TO DO: The listing should be printed again without a single change.

=== Section Start ===

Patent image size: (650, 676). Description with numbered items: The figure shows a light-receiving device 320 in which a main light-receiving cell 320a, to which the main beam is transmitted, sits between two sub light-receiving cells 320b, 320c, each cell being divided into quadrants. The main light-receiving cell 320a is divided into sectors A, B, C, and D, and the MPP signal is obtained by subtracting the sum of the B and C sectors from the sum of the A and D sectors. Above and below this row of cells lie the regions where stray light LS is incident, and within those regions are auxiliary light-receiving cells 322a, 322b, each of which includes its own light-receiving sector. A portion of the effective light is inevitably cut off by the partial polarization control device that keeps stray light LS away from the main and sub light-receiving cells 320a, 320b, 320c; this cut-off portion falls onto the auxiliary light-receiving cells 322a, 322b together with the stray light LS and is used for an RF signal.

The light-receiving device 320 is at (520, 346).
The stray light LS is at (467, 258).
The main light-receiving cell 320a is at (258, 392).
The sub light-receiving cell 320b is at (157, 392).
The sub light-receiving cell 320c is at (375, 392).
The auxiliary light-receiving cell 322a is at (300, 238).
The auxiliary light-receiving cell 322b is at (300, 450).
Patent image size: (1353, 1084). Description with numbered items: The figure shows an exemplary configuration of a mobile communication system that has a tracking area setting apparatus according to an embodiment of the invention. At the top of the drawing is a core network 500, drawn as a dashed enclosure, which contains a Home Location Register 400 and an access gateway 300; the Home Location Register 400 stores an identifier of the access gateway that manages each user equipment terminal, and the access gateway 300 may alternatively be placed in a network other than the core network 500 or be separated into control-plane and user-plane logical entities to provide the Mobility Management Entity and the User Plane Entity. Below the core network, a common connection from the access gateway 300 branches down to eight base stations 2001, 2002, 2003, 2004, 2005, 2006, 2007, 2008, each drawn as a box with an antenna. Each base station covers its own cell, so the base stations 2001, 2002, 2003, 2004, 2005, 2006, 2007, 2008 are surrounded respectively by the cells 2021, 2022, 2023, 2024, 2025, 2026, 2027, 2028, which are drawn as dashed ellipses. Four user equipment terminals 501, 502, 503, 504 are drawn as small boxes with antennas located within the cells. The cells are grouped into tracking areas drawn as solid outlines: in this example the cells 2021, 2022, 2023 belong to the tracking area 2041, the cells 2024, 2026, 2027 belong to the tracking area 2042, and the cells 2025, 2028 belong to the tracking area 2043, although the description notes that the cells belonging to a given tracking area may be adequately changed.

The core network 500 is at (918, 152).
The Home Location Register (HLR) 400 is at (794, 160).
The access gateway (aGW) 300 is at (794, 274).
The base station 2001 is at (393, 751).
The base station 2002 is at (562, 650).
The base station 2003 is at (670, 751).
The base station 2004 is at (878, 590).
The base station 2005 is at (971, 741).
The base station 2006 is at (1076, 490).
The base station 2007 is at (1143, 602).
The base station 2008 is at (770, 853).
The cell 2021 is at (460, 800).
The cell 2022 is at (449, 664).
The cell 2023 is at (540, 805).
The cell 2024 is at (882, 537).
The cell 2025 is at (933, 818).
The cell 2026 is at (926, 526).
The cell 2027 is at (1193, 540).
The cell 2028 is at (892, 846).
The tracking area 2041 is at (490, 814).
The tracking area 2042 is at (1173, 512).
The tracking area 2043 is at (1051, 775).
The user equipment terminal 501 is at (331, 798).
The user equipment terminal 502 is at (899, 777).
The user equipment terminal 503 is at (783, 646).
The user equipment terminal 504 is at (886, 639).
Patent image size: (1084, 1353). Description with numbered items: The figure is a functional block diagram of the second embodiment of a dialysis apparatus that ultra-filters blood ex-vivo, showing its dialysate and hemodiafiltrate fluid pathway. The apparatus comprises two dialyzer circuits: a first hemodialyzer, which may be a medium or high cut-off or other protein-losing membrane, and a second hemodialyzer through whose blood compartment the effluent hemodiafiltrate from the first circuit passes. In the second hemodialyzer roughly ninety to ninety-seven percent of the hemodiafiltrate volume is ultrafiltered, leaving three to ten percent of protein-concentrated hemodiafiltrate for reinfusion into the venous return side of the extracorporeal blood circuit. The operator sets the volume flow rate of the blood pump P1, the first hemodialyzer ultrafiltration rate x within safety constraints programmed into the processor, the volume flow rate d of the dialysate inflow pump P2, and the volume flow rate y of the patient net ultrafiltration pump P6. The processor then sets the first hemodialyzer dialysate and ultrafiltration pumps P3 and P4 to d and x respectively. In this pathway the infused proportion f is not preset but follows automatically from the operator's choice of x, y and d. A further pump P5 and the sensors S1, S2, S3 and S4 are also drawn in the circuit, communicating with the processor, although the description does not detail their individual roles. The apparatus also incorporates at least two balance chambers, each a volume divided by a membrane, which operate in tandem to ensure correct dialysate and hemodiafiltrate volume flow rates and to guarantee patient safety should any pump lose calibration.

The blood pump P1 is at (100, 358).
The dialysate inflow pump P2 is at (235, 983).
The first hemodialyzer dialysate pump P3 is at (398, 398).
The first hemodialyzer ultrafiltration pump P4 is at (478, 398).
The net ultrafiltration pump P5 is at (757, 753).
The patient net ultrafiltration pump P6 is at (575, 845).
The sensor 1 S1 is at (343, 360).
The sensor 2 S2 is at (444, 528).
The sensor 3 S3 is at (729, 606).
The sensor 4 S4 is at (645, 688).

=== Section End ===

OUTPUT OF THE EXERCISE:
Patent image size: (650, 676). Description with numbered items: The figure shows a light-receiving device 320 in which a main light-receiving cell 320a, to which the main beam is transmitted, sits between two sub light-receiving cells 320b, 320c, each cell being divided into quadrants. The main light-receiving cell 320a is divided into sectors A, B, C, and D, and the MPP signal is obtained by subtracting the sum of the B and C sectors from the sum of the A and D sectors. Above and below this row of cells lie the regions where stray light LS is incident, and within those regions are auxiliary light-receiving cells 322a, 322b, each of which includes its own light-receiving sector. A portion of the effective light is inevitably cut off by the partial polarization control device that keeps stray light LS away from the main and sub light-receiving cells 320a, 320b, 320c; this cut-off portion falls onto the auxiliary light-receiving cells 322a, 322b together with the stray light LS and is used for an RF signal.

The light-receiving device 320 is at (520, 346).
The stray light LS is at (467, 258).
The main light-receiving cell 320a is at (258, 392).
The sub light-receiving cell 320b is at (157, 392).
The sub light-receiving cell 320c is at (375, 392).
The auxiliary light-receiving cell 322a is at (300, 238).
The auxiliary light-receiving cell 322b is at (300, 450).
Patent image size: (1353, 1084). Description with numbered items: The figure shows an exemplary configuration of a mobile communication system that has a tracking area setting apparatus according to an embodiment of the invention. At the top of the drawing is a core network 500, drawn as a dashed enclosure, which contains a Home Location Register 400 and an access gateway 300; the Home Location Register 400 stores an identifier of the access gateway that manages each user equipment terminal, and the access gateway 300 may alternatively be placed in a network other than the core network 500 or be separated into control-plane and user-plane logical entities to provide the Mobility Management Entity and the User Plane Entity. Below the core network, a common connection from the access gateway 300 branches down to eight base stations 2001, 2002, 2003, 2004, 2005, 2006, 2007, 2008, each drawn as a box with an antenna. Each base station covers its own cell, so the base stations 2001, 2002, 2003, 2004, 2005, 2006, 2007, 2008 are surrounded respectively by the cells 2021, 2022, 2023, 2024, 2025, 2026, 2027, 2028, which are drawn as dashed ellipses. Four user equipment terminals 501, 502, 503, 504 are drawn as small boxes with antennas located within the cells. The cells are grouped into tracking areas drawn as solid outlines: in this example the cells 2021, 2022, 2023 belong to the tracking area 2041, the cells 2024, 2026, 2027 belong to the tracking area 2042, and the cells 2025, 2028 belong to the tracking area 2043, although the description notes that the cells belonging to a given tracking area may be adequately changed.

The core network 500 is at (918, 152).
The Home Location Register (HLR) 400 is at (794, 160).
The access gateway (aGW) 300 is at (794, 274).
The base station 2001 is at (393, 751).
The base station 2002 is at (562, 650).
The base station 2003 is at (670, 751).
The base station 2004 is at (878, 590).
The base station 2005 is at (971, 741).
The base station 2006 is at (1076, 490).
The base station 2007 is at (1143, 602).
The base station 2008 is at (770, 853).
The cell 2021 is at (460, 800).
The cell 2022 is at (449, 664).
The cell 2023 is at (540, 805).
The cell 2024 is at (882, 537).
The cell 2025 is at (933, 818).
The cell 2026 is at (926, 526).
The cell 2027 is at (1193, 540).
The cell 2028 is at (892, 846).
The tracking area 2041 is at (490, 814).
The tracking area 2042 is at (1173, 512).
The tracking area 2043 is at (1051, 775).
The user equipment terminal 501 is at (331, 798).
The user equipment terminal 502 is at (899, 777).
The user equipment terminal 503 is at (783, 646).
The user equipment terminal 504 is at (886, 639).
Patent image size: (1084, 1353). Description with numbered items: The figure is a functional block diagram of the second embodiment of a dialysis apparatus that ultra-filters blood ex-vivo, showing its dialysate and hemodiafiltrate fluid pathway. The apparatus comprises two dialyzer circuits: a first hemodialyzer, which may be a medium or high cut-off or other protein-losing membrane, and a second hemodialyzer through whose blood compartment the effluent hemodiafiltrate from the first circuit passes. In the second hemodialyzer roughly ninety to ninety-seven percent of the hemodiafiltrate volume is ultrafiltered, leaving three to ten percent of protein-concentrated hemodiafiltrate for reinfusion into the venous return side of the extracorporeal blood circuit. The operator sets the volume flow rate of the blood pump P1, the first hemodialyzer ultrafiltration rate x within safety constraints programmed into the processor, the volume flow rate d of the dialysate inflow pump P2, and the volume flow rate y of the patient net ultrafiltration pump P6. The processor then sets the first hemodialyzer dialysate and ultrafiltration pumps P3 and P4 to d and x respectively. In this pathway the infused proportion f is not preset but follows automatically from the operator's choice of x, y and d. A further pump P5 and the sensors S1, S2, S3 and S4 are also drawn in the circuit, communicating with the processor, although the description does not detail their individual roles. The apparatus also incorporates at least two balance chambers, each a volume divided by a membrane, which operate in tandem to ensure correct dialysate and hemodiafiltrate volume flow rates and to guarantee patient safety should any pump lose calibration.

The blood pump P1 is at (100, 358).
The dialysate inflow pump P2 is at (235, 983).
The first hemodialyzer dialysate pump P3 is at (398, 398).
The first hemodialyzer ultrafiltration pump P4 is at (478, 398).
The net ultrafiltration pump P5 is at (757, 753).
The patient net ultrafiltration pump P6 is at (575, 845).
The sensor 1 S1 is at (343, 360).
The sensor 2 S2 is at (444, 528).
The sensor 3 S3 is at (729, 606).
The sensor 4 S4 is at (645, 688).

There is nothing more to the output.